■ **What you are asked to do**
Transcribe the records that follow exactly. Skip the pictures.

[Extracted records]
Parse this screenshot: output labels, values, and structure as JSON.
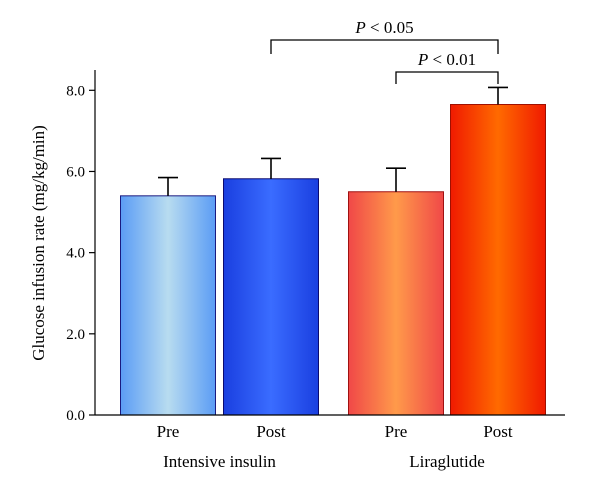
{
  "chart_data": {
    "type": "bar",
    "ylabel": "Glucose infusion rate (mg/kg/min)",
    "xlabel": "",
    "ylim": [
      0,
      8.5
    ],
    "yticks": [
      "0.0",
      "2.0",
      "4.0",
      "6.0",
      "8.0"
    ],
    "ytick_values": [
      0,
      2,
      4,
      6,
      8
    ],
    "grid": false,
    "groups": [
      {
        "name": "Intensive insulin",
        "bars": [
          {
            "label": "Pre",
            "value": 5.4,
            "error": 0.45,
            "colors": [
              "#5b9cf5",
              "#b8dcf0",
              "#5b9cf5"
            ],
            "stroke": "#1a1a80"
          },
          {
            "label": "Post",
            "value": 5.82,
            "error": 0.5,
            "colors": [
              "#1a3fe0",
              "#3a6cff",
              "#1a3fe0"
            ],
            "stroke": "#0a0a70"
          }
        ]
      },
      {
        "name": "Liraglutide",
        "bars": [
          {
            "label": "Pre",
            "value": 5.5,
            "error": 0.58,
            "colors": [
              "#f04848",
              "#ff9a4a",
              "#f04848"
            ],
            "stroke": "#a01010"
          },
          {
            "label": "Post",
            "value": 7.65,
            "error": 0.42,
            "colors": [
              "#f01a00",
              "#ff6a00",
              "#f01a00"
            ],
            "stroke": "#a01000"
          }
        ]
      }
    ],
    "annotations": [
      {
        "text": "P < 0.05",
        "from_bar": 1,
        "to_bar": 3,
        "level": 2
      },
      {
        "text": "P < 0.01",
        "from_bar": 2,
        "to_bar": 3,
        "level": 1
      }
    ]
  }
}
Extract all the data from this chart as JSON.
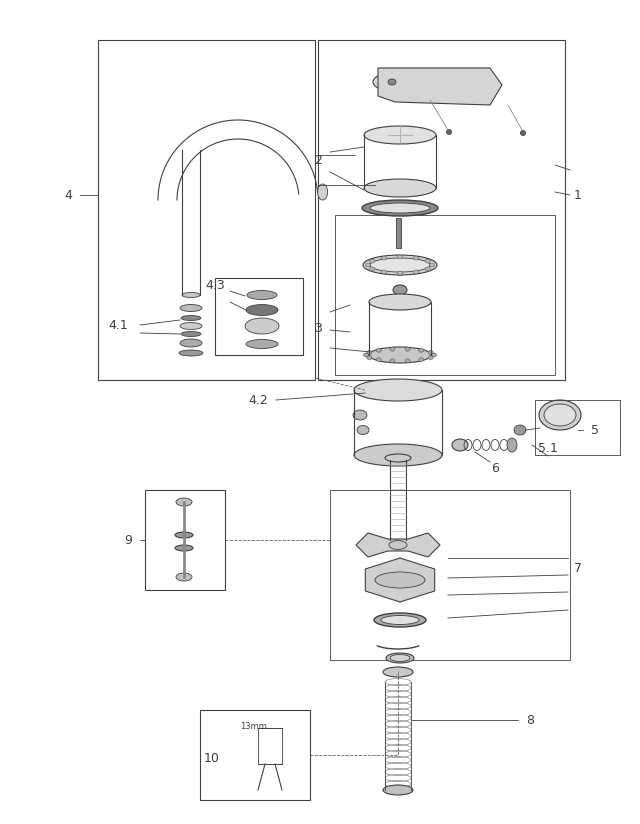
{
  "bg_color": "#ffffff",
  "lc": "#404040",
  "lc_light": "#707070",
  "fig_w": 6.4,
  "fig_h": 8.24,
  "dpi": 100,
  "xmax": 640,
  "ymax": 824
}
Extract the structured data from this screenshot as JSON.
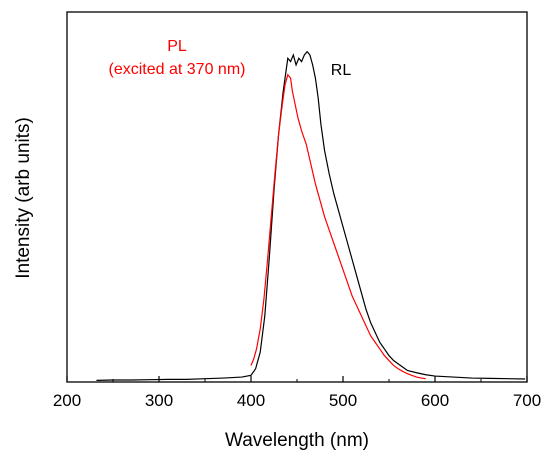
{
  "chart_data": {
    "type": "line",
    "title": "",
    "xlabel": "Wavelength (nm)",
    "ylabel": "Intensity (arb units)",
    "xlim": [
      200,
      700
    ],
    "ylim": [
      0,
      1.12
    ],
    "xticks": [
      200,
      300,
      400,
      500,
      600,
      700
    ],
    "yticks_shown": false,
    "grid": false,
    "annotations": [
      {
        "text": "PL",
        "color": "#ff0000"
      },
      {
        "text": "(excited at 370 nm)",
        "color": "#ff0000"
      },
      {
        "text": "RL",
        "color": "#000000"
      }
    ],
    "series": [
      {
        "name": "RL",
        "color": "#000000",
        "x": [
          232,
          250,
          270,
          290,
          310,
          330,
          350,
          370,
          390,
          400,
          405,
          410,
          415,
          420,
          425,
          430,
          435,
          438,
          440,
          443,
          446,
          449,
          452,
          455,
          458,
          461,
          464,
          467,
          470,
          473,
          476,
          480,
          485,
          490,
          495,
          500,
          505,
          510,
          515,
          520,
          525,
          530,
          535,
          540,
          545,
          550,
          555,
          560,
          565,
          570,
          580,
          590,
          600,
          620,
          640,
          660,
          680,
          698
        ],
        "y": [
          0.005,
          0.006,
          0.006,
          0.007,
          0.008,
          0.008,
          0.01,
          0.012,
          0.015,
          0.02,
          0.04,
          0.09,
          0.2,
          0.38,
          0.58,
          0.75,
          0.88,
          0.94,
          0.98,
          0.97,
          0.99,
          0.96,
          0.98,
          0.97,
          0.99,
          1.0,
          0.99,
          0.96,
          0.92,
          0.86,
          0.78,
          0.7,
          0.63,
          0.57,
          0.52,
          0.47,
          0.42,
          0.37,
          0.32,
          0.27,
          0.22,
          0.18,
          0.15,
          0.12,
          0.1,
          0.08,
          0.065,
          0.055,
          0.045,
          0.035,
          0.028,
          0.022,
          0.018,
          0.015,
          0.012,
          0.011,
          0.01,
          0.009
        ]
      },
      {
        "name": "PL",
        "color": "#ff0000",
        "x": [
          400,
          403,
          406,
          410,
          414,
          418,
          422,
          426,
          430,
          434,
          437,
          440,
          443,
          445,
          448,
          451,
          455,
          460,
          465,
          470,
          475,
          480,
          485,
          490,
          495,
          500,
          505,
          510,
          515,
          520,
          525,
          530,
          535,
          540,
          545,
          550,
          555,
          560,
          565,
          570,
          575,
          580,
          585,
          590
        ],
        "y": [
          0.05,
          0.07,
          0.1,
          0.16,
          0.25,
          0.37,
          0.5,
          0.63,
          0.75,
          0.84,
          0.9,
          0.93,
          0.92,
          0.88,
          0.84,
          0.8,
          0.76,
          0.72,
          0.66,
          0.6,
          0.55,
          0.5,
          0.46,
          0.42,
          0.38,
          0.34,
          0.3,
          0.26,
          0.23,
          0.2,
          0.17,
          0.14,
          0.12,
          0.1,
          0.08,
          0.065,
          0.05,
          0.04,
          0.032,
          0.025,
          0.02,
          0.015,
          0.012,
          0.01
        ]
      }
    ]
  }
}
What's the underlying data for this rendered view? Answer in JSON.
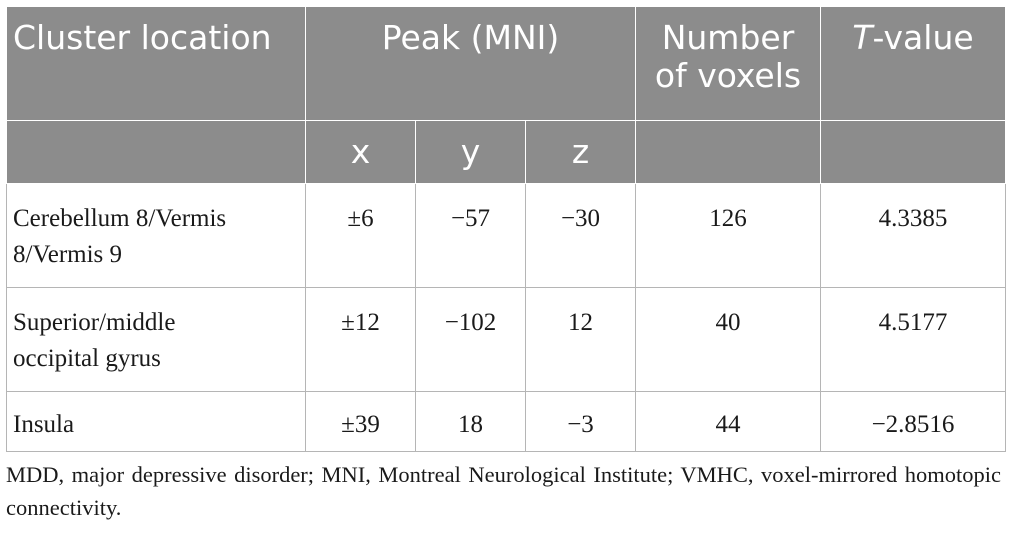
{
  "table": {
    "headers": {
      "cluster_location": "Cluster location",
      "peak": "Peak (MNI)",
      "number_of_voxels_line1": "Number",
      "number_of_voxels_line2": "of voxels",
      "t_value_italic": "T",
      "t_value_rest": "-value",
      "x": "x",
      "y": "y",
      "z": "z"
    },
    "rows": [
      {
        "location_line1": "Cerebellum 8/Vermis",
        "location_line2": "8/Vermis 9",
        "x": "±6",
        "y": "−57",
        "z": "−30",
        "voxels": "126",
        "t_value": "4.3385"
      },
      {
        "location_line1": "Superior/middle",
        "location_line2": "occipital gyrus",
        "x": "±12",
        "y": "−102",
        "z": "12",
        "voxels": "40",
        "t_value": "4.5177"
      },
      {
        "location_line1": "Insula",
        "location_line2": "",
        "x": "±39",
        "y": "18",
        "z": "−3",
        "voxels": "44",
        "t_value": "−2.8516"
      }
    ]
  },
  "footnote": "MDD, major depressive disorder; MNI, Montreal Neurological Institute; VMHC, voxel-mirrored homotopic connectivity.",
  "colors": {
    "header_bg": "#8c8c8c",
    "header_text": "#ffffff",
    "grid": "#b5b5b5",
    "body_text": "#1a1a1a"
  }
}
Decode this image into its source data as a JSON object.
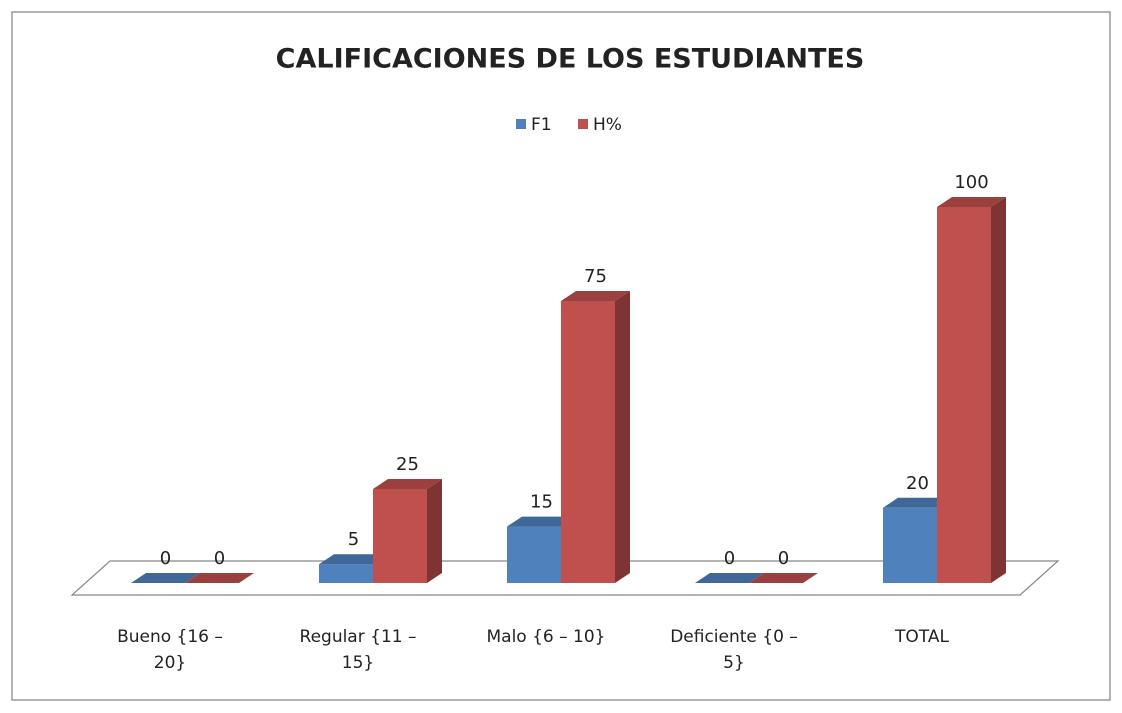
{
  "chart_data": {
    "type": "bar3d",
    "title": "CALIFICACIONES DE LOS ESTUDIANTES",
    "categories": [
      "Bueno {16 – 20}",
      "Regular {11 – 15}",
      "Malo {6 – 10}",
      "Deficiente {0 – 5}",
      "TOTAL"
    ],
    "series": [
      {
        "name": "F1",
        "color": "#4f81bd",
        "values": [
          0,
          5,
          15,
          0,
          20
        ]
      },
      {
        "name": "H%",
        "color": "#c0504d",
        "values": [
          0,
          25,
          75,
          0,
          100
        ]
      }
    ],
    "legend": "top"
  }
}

■ **Answer to this exercise**
Parse this screenshot: output labels, values, and structure as JSON.
{
  "chart_data": {
    "type": "bar",
    "ylabel": "Glucose infusion rate (mg/kg/min)",
    "xlabel": "",
    "ylim": [
      0,
      8.5
    ],
    "yticks": [
      "0.0",
      "2.0",
      "4.0",
      "6.0",
      "8.0"
    ],
    "ytick_values": [
      0,
      2,
      4,
      6,
      8
    ],
    "grid": false,
    "groups": [
      {
        "name": "Intensive insulin",
        "bars": [
          {
            "label": "Pre",
            "value": 5.4,
            "error": 0.45,
            "colors": [
              "#5b9cf5",
              "#b8dcf0",
              "#5b9cf5"
            ],
            "stroke": "#1a1a80"
          },
          {
            "label": "Post",
            "value": 5.82,
            "error": 0.5,
            "colors": [
              "#1a3fe0",
              "#3a6cff",
              "#1a3fe0"
            ],
            "stroke": "#0a0a70"
          }
        ]
      },
      {
        "name": "Liraglutide",
        "bars": [
          {
            "label": "Pre",
            "value": 5.5,
            "error": 0.58,
            "colors": [
              "#f04848",
              "#ff9a4a",
              "#f04848"
            ],
            "stroke": "#a01010"
          },
          {
            "label": "Post",
            "value": 7.65,
            "error": 0.42,
            "colors": [
              "#f01a00",
              "#ff6a00",
              "#f01a00"
            ],
            "stroke": "#a01000"
          }
        ]
      }
    ],
    "annotations": [
      {
        "text": "P < 0.05",
        "from_bar": 1,
        "to_bar": 3,
        "level": 2
      },
      {
        "text": "P < 0.01",
        "from_bar": 2,
        "to_bar": 3,
        "level": 1
      }
    ]
  }
}
Extract all the data from this chart as JSON.
{
  "bg_color": "#ffffff",
  "lc": "#404040",
  "lc_light": "#707070",
  "fig_w": 6.4,
  "fig_h": 8.24,
  "dpi": 100,
  "xmax": 640,
  "ymax": 824
}
Extract the structured data from this screenshot as JSON.
{
  "chart_data": {
    "type": "line",
    "title": "",
    "xlabel": "Wavelength (nm)",
    "ylabel": "Intensity (arb units)",
    "xlim": [
      200,
      700
    ],
    "ylim": [
      0,
      1.12
    ],
    "xticks": [
      200,
      300,
      400,
      500,
      600,
      700
    ],
    "yticks_shown": false,
    "grid": false,
    "annotations": [
      {
        "text": "PL",
        "color": "#ff0000"
      },
      {
        "text": "(excited at 370 nm)",
        "color": "#ff0000"
      },
      {
        "text": "RL",
        "color": "#000000"
      }
    ],
    "series": [
      {
        "name": "RL",
        "color": "#000000",
        "x": [
          232,
          250,
          270,
          290,
          310,
          330,
          350,
          370,
          390,
          400,
          405,
          410,
          415,
          420,
          425,
          430,
          435,
          438,
          440,
          443,
          446,
          449,
          452,
          455,
          458,
          461,
          464,
          467,
          470,
          473,
          476,
          480,
          485,
          490,
          495,
          500,
          505,
          510,
          515,
          520,
          525,
          530,
          535,
          540,
          545,
          550,
          555,
          560,
          565,
          570,
          580,
          590,
          600,
          620,
          640,
          660,
          680,
          698
        ],
        "y": [
          0.005,
          0.006,
          0.006,
          0.007,
          0.008,
          0.008,
          0.01,
          0.012,
          0.015,
          0.02,
          0.04,
          0.09,
          0.2,
          0.38,
          0.58,
          0.75,
          0.88,
          0.94,
          0.98,
          0.97,
          0.99,
          0.96,
          0.98,
          0.97,
          0.99,
          1.0,
          0.99,
          0.96,
          0.92,
          0.86,
          0.78,
          0.7,
          0.63,
          0.57,
          0.52,
          0.47,
          0.42,
          0.37,
          0.32,
          0.27,
          0.22,
          0.18,
          0.15,
          0.12,
          0.1,
          0.08,
          0.065,
          0.055,
          0.045,
          0.035,
          0.028,
          0.022,
          0.018,
          0.015,
          0.012,
          0.011,
          0.01,
          0.009
        ]
      },
      {
        "name": "PL",
        "color": "#ff0000",
        "x": [
          400,
          403,
          406,
          410,
          414,
          418,
          422,
          426,
          430,
          434,
          437,
          440,
          443,
          445,
          448,
          451,
          455,
          460,
          465,
          470,
          475,
          480,
          485,
          490,
          495,
          500,
          505,
          510,
          515,
          520,
          525,
          530,
          535,
          540,
          545,
          550,
          555,
          560,
          565,
          570,
          575,
          580,
          585,
          590
        ],
        "y": [
          0.05,
          0.07,
          0.1,
          0.16,
          0.25,
          0.37,
          0.5,
          0.63,
          0.75,
          0.84,
          0.9,
          0.93,
          0.92,
          0.88,
          0.84,
          0.8,
          0.76,
          0.72,
          0.66,
          0.6,
          0.55,
          0.5,
          0.46,
          0.42,
          0.38,
          0.34,
          0.3,
          0.26,
          0.23,
          0.2,
          0.17,
          0.14,
          0.12,
          0.1,
          0.08,
          0.065,
          0.05,
          0.04,
          0.032,
          0.025,
          0.02,
          0.015,
          0.012,
          0.01
        ]
      }
    ]
  }
}
What's the underlying data for this rendered view? Answer in JSON.
{
  "table": {
    "headers": {
      "cluster_location": "Cluster location",
      "peak": "Peak (MNI)",
      "number_of_voxels_line1": "Number",
      "number_of_voxels_line2": "of voxels",
      "t_value_italic": "T",
      "t_value_rest": "-value",
      "x": "x",
      "y": "y",
      "z": "z"
    },
    "rows": [
      {
        "location_line1": "Cerebellum 8/Vermis",
        "location_line2": "8/Vermis 9",
        "x": "±6",
        "y": "−57",
        "z": "−30",
        "voxels": "126",
        "t_value": "4.3385"
      },
      {
        "location_line1": "Superior/middle",
        "location_line2": "occipital gyrus",
        "x": "±12",
        "y": "−102",
        "z": "12",
        "voxels": "40",
        "t_value": "4.5177"
      },
      {
        "location_line1": "Insula",
        "location_line2": "",
        "x": "±39",
        "y": "18",
        "z": "−3",
        "voxels": "44",
        "t_value": "−2.8516"
      }
    ]
  },
  "footnote": "MDD, major depressive disorder; MNI, Montreal Neurological Institute; VMHC, voxel-mirrored homotopic connectivity.",
  "colors": {
    "header_bg": "#8c8c8c",
    "header_text": "#ffffff",
    "grid": "#b5b5b5",
    "body_text": "#1a1a1a"
  }
}
Decode this image into its source data as a JSON object.
{
  "chart_data": {
    "type": "bar3d",
    "title": "CALIFICACIONES DE LOS ESTUDIANTES",
    "categories": [
      "Bueno {16 – 20}",
      "Regular {11 – 15}",
      "Malo {6 – 10}",
      "Deficiente {0 – 5}",
      "TOTAL"
    ],
    "series": [
      {
        "name": "F1",
        "color": "#4f81bd",
        "values": [
          0,
          5,
          15,
          0,
          20
        ]
      },
      {
        "name": "H%",
        "color": "#c0504d",
        "values": [
          0,
          25,
          75,
          0,
          100
        ]
      }
    ],
    "legend": "top"
  }
}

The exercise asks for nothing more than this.